## [RECORDS PROVIDED]
-------------------------
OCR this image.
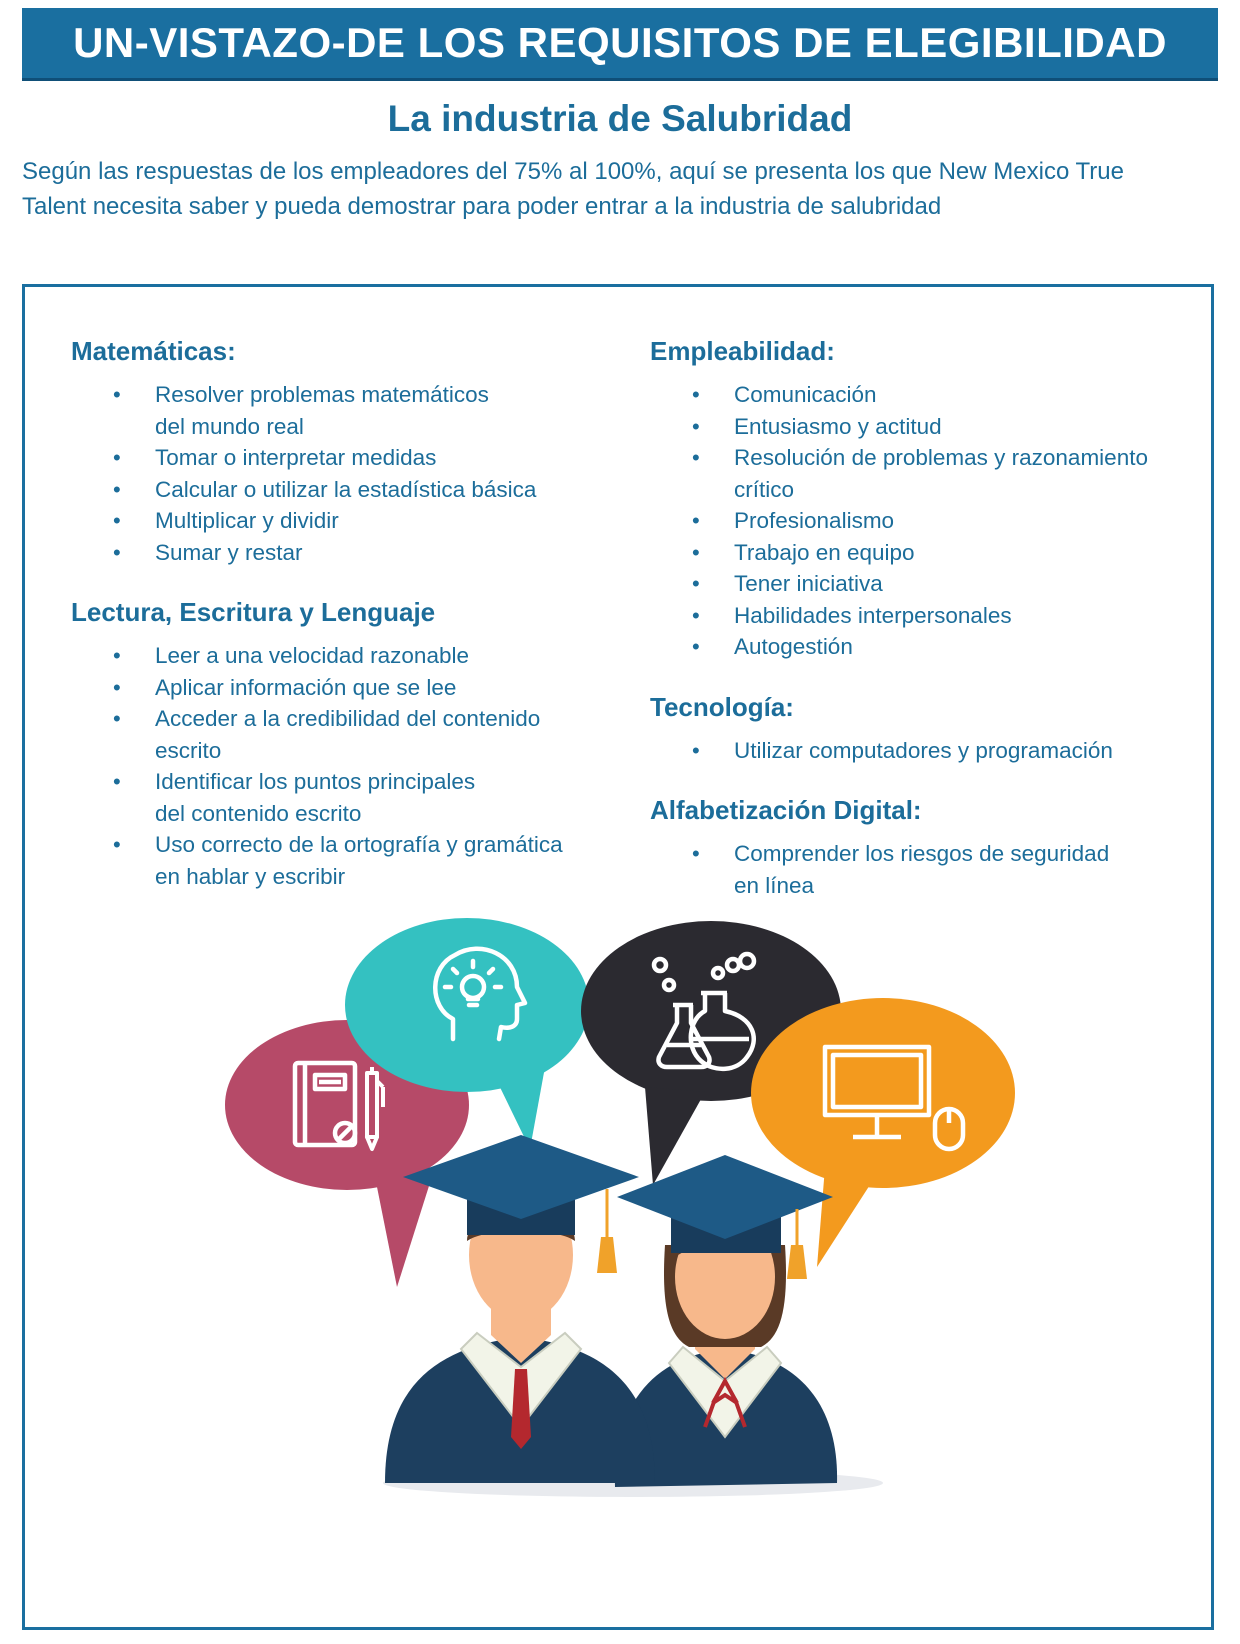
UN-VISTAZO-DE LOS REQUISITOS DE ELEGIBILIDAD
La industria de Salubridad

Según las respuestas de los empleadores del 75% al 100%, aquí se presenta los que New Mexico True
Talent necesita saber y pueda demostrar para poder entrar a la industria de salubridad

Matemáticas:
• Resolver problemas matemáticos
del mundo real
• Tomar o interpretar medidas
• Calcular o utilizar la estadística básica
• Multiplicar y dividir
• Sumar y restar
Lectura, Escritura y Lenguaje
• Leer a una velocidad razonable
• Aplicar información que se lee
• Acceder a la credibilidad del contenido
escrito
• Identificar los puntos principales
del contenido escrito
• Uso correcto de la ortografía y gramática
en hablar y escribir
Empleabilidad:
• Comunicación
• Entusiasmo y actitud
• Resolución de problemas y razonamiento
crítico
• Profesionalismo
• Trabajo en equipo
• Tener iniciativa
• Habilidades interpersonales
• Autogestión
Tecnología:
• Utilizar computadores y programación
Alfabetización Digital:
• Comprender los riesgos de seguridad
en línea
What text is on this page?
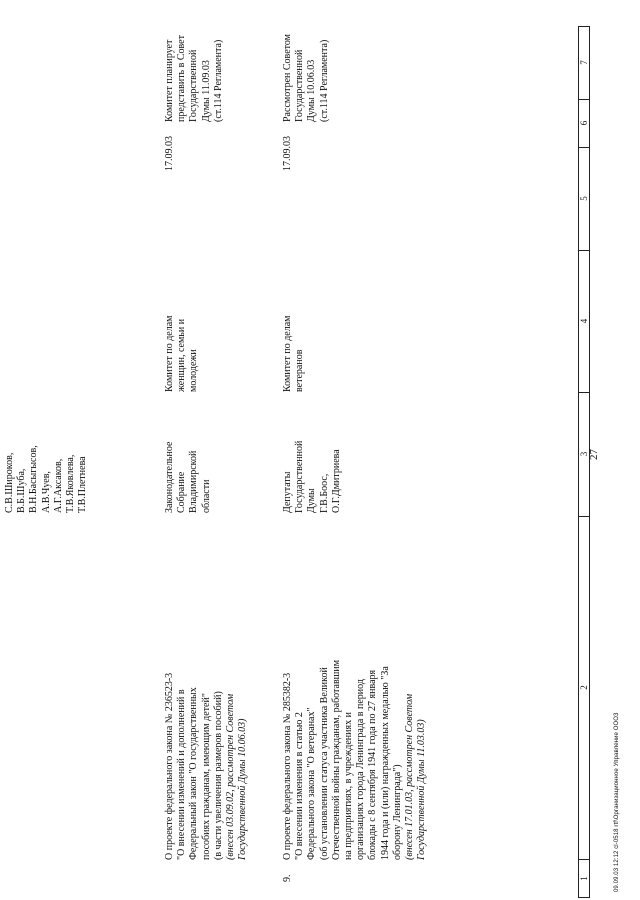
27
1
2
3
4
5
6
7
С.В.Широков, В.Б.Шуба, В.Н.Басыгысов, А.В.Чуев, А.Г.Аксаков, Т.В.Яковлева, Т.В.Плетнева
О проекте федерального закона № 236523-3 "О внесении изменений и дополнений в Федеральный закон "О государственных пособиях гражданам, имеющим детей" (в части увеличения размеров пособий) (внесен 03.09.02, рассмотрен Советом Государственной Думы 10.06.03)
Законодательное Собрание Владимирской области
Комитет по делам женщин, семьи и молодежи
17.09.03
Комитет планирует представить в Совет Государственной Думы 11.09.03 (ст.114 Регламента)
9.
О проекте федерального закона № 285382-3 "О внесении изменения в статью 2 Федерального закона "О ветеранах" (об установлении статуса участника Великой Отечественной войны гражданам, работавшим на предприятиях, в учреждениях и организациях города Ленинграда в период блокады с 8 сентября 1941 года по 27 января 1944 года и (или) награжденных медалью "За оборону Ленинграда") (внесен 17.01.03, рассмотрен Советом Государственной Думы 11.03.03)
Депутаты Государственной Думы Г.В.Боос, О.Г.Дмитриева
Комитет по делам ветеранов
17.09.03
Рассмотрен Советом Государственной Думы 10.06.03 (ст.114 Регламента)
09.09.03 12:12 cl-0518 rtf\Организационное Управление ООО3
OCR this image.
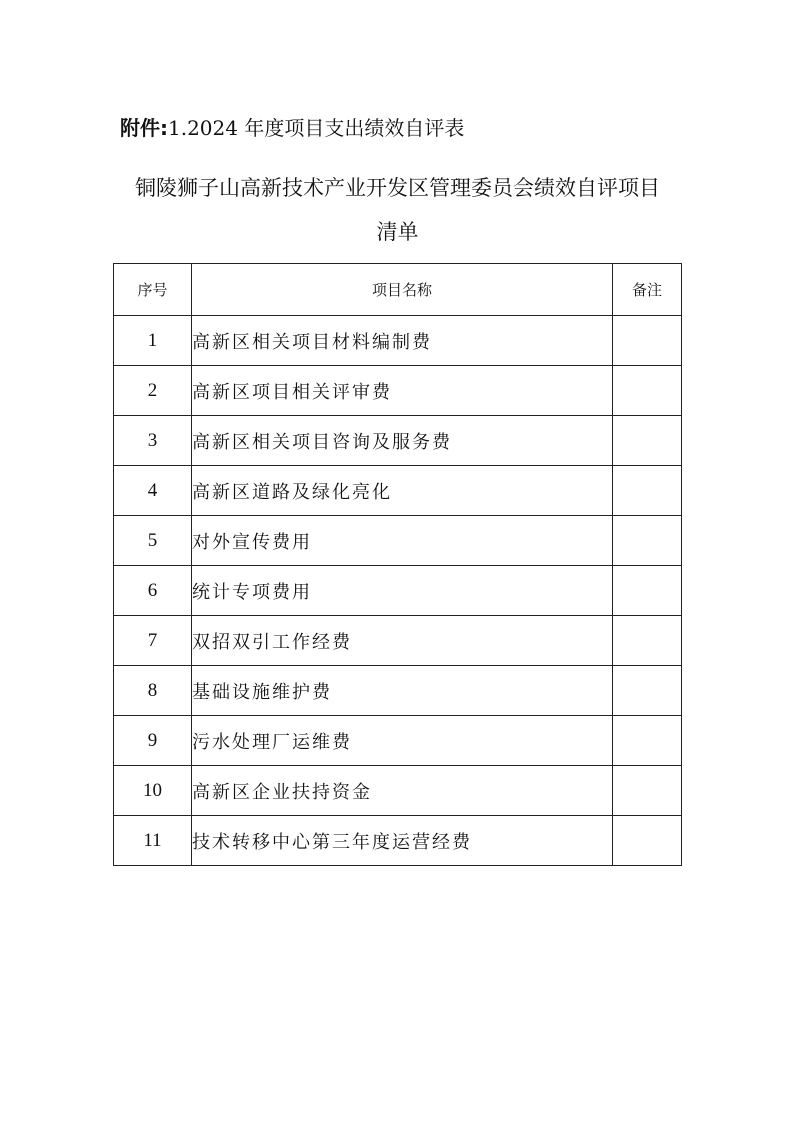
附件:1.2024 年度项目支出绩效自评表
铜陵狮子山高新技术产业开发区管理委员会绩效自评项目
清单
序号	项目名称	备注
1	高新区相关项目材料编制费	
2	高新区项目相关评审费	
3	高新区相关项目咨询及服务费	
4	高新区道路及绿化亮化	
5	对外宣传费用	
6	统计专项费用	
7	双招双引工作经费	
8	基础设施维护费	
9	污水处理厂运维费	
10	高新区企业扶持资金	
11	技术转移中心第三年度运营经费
-------------------------
## [WHAT TO DO]
Make an exact copy of every record, pictures excluded.

## [EXPECTED OUTPUT]
OCR this image.
UN-VISTAZO-DE LOS REQUISITOS DE ELEGIBILIDAD
La industria de Salubridad

Según las respuestas de los empleadores del 75% al 100%, aquí se presenta los que New Mexico True
Talent necesita saber y pueda demostrar para poder entrar a la industria de salubridad

Matemáticas:
• Resolver problemas matemáticos
del mundo real
• Tomar o interpretar medidas
• Calcular o utilizar la estadística básica
• Multiplicar y dividir
• Sumar y restar
Lectura, Escritura y Lenguaje
• Leer a una velocidad razonable
• Aplicar información que se lee
• Acceder a la credibilidad del contenido
escrito
• Identificar los puntos principales
del contenido escrito
• Uso correcto de la ortografía y gramática
en hablar y escribir
Empleabilidad:
• Comunicación
• Entusiasmo y actitud
• Resolución de problemas y razonamiento
crítico
• Profesionalismo
• Trabajo en equipo
• Tener iniciativa
• Habilidades interpersonales
• Autogestión
Tecnología:
• Utilizar computadores y programación
Alfabetización Digital:
• Comprender los riesgos de seguridad
en línea
What text is on this page?
27
1
2
3
4
5
6
7
С.В.Широков, В.Б.Шуба, В.Н.Басыгысов, А.В.Чуев, А.Г.Аксаков, Т.В.Яковлева, Т.В.Плетнева
О проекте федерального закона № 236523-3 "О внесении изменений и дополнений в Федеральный закон "О государственных пособиях гражданам, имеющим детей" (в части увеличения размеров пособий) (внесен 03.09.02, рассмотрен Советом Государственной Думы 10.06.03)
Законодательное Собрание Владимирской области
Комитет по делам женщин, семьи и молодежи
17.09.03
Комитет планирует представить в Совет Государственной Думы 11.09.03 (ст.114 Регламента)
9.
О проекте федерального закона № 285382-3 "О внесении изменения в статью 2 Федерального закона "О ветеранах" (об установлении статуса участника Великой Отечественной войны гражданам, работавшим на предприятиях, в учреждениях и организациях города Ленинграда в период блокады с 8 сентября 1941 года по 27 января 1944 года и (или) награжденных медалью "За оборону Ленинграда") (внесен 17.01.03, рассмотрен Советом Государственной Думы 11.03.03)
Депутаты Государственной Думы Г.В.Боос, О.Г.Дмитриева
Комитет по делам ветеранов
17.09.03
Рассмотрен Советом Государственной Думы 10.06.03 (ст.114 Регламента)
09.09.03 12:12 cl-0518 rtf\Организационное Управление ООО3
OCR this image.
附件:1.2024 年度项目支出绩效自评表
铜陵狮子山高新技术产业开发区管理委员会绩效自评项目
清单
序号	项目名称	备注
1	高新区相关项目材料编制费	
2	高新区项目相关评审费	
3	高新区相关项目咨询及服务费	
4	高新区道路及绿化亮化	
5	对外宣传费用	
6	统计专项费用	
7	双招双引工作经费	
8	基础设施维护费	
9	污水处理厂运维费	
10	高新区企业扶持资金	
11	技术转移中心第三年度运营经费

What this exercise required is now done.